**WHAT YOU NEED TO DO:** Which lines in the records below contain the string "item"? Copy each such line in full.

**RECORDS FOR THE EXERCISE:**
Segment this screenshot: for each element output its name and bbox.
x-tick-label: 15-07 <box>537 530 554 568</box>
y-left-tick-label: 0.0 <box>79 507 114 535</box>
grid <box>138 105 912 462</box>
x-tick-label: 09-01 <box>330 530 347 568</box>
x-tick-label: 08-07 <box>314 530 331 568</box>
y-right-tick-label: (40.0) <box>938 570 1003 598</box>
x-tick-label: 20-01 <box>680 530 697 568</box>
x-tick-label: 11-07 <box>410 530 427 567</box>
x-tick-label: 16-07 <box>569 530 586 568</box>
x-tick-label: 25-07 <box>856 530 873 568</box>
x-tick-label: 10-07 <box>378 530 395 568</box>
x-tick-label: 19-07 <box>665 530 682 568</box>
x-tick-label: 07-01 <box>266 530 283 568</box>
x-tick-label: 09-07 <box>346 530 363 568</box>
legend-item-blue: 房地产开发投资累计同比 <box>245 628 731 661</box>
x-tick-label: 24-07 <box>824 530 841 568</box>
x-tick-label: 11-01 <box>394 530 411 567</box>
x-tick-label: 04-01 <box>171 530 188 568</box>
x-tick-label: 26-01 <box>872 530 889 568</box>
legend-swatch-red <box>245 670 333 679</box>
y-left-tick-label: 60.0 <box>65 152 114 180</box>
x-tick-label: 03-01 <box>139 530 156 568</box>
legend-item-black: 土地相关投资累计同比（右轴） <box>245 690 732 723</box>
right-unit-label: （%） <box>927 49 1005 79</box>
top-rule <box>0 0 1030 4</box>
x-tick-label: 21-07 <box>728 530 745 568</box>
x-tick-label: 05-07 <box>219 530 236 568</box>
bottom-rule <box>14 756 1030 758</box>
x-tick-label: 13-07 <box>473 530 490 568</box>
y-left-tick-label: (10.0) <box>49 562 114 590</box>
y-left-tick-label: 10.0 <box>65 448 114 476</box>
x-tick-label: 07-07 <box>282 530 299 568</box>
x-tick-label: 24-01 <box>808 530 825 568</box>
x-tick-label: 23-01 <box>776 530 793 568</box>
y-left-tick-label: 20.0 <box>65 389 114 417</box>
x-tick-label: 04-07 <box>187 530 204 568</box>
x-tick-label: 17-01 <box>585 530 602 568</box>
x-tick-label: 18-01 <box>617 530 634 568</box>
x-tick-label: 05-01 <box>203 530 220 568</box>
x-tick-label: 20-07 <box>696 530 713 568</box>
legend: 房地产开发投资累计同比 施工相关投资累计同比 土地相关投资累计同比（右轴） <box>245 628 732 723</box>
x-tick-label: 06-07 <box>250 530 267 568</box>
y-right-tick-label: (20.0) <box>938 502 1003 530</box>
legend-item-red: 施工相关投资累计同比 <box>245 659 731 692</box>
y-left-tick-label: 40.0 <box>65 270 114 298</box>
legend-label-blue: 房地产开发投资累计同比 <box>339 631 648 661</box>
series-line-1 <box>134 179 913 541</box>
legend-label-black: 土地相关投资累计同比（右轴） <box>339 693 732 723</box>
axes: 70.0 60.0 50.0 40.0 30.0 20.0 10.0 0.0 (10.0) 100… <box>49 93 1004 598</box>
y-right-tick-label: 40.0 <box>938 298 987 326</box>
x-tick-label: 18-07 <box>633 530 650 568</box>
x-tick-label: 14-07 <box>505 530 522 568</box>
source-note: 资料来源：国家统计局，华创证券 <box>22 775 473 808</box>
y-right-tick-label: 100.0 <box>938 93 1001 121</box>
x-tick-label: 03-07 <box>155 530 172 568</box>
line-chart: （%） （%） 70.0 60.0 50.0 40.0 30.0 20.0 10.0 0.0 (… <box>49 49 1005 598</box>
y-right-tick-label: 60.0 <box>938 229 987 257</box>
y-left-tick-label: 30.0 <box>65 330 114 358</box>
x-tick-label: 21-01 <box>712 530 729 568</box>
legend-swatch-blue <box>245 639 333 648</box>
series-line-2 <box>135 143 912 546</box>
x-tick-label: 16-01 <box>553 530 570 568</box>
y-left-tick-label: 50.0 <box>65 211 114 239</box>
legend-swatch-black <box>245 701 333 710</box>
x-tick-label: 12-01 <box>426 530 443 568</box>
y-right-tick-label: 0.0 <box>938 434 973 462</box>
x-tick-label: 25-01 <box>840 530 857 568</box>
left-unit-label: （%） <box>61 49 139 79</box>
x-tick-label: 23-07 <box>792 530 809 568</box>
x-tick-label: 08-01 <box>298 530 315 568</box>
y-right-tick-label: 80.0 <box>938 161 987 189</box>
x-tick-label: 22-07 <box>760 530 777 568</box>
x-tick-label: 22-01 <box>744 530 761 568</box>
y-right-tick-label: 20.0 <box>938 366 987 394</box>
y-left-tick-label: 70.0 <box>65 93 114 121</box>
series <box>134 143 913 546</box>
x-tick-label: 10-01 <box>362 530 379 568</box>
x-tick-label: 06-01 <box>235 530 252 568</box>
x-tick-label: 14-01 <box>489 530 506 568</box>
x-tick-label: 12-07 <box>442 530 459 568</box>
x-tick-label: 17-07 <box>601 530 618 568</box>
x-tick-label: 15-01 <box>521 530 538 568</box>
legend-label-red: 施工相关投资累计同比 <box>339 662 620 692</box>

**EXERCISE OUTPUT:**
legend-item-blue: 房地产开发投资累计同比 <box>245 628 731 661</box>
legend-item-black: 土地相关投资累计同比（右轴） <box>245 690 732 723</box>
legend-item-red: 施工相关投资累计同比 <box>245 659 731 692</box>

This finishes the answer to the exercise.